Task objective —
Look for the string "计算机类" and copy every line that has it.

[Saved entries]

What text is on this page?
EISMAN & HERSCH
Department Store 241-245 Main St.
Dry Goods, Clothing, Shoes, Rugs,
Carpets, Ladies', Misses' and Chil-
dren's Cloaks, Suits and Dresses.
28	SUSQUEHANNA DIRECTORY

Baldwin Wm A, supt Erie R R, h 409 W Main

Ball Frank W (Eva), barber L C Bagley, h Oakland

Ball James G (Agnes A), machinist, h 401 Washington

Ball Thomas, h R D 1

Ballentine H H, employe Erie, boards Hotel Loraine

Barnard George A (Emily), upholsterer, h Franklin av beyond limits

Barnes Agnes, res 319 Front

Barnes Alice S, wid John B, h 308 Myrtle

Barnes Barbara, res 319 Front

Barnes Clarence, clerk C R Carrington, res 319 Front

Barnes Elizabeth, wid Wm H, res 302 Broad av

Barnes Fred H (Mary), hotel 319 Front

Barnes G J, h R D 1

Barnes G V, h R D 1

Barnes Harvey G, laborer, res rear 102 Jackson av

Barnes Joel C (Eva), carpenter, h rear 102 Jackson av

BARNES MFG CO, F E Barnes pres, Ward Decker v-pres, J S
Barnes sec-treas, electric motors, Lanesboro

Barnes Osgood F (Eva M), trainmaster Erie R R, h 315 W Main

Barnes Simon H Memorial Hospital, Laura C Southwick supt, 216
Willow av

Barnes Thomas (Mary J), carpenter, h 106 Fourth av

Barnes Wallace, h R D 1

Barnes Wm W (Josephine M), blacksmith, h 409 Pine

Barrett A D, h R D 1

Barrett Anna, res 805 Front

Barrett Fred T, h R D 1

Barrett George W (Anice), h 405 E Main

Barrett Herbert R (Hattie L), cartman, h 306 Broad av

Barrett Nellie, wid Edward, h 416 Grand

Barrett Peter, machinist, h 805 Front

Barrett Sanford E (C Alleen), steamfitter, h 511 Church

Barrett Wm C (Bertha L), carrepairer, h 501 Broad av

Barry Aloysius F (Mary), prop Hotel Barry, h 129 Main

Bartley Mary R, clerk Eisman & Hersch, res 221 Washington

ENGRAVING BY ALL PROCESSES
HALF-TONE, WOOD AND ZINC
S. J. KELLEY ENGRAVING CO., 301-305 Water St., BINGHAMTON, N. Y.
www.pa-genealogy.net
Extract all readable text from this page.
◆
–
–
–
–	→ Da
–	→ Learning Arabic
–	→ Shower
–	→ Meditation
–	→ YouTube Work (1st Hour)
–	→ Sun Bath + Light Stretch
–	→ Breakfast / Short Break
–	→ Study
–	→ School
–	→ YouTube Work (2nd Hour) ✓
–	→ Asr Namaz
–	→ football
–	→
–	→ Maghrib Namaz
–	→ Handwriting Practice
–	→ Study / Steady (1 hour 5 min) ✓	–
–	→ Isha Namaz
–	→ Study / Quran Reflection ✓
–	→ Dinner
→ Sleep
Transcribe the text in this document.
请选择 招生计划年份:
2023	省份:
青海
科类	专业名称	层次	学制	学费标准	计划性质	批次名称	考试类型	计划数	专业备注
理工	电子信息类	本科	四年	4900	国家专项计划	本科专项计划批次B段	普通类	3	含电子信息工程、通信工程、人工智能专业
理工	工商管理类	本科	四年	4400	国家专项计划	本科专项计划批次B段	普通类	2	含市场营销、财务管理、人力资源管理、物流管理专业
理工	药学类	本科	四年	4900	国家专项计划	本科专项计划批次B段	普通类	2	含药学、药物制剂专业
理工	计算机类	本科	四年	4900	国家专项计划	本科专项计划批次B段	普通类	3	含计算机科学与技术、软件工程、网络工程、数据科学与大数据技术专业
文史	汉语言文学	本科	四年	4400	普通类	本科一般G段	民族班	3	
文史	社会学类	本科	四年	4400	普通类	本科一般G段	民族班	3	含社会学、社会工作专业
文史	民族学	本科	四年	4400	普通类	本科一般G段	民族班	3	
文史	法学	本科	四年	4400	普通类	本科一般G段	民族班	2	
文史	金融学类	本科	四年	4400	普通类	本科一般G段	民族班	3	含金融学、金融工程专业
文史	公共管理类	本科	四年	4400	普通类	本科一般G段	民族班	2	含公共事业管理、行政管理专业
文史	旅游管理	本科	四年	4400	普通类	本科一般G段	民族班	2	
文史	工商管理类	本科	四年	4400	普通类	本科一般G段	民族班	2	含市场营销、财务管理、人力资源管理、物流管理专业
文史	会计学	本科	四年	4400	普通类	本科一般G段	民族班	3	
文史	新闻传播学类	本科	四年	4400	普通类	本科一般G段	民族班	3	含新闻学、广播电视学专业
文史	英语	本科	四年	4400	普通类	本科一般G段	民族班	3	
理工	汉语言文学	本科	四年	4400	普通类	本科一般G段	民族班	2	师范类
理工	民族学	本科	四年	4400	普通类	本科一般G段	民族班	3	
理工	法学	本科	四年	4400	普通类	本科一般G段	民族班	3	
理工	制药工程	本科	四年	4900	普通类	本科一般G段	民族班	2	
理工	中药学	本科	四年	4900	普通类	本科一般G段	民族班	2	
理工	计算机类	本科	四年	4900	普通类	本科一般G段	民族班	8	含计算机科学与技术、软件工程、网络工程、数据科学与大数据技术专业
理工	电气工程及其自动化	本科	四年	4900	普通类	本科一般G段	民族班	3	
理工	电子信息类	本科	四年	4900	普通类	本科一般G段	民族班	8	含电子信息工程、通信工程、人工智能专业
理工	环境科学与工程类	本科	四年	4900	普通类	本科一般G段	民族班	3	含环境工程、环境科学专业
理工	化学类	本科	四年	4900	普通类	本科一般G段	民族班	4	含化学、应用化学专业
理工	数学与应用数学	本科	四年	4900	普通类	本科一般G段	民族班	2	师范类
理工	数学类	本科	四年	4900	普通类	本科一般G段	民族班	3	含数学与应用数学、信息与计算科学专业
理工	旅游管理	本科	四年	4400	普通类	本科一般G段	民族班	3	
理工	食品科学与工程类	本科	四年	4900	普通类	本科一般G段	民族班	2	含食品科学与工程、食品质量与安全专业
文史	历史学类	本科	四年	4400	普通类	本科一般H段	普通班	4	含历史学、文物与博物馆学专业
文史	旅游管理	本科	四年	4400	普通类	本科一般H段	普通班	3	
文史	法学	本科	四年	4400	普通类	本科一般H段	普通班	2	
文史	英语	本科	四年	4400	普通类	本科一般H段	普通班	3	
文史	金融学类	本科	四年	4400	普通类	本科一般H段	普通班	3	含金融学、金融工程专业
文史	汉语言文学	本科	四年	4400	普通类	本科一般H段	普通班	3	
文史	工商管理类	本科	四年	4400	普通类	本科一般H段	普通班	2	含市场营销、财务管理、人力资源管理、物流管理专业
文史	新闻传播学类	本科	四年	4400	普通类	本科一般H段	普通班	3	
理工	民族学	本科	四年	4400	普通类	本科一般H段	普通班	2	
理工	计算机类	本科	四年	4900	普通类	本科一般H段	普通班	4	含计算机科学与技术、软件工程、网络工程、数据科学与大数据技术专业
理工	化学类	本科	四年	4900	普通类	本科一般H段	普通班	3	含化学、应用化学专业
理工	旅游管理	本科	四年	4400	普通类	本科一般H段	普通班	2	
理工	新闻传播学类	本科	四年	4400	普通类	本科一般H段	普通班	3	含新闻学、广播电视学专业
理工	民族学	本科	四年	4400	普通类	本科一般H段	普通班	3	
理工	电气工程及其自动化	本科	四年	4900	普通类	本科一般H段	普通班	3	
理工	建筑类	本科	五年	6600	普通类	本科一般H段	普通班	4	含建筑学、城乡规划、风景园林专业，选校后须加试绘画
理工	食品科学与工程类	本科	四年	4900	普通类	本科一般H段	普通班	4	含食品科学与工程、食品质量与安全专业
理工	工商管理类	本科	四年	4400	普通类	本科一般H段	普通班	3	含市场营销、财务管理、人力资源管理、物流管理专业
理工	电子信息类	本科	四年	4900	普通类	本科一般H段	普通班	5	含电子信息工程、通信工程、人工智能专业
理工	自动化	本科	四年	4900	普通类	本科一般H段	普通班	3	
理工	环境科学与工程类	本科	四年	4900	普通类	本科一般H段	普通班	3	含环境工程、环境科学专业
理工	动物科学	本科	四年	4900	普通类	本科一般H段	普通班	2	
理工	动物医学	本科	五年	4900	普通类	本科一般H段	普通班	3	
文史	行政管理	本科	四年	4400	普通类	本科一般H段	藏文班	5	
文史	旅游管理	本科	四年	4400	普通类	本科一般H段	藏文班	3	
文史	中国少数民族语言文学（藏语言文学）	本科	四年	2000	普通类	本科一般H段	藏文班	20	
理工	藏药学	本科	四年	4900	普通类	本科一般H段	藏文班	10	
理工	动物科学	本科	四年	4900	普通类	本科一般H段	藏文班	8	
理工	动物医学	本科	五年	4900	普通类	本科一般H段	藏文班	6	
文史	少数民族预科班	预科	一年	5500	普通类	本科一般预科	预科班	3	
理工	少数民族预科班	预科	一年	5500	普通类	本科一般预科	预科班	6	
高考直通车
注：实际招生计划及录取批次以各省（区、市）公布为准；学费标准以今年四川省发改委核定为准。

Solution to this task —
理工	计算机类	本科	四年	4900	国家专项计划	本科专项计划批次B段	普通类	3	含计算机科学与技术、软件工程、网络工程、数据科学与大数据技术专业
理工	计算机类	本科	四年	4900	普通类	本科一般G段	民族班	8	含计算机科学与技术、软件工程、网络工程、数据科学与大数据技术专业
理工	计算机类	本科	四年	4900	普通类	本科一般H段	普通班	4	含计算机科学与技术、软件工程、网络工程、数据科学与大数据技术专业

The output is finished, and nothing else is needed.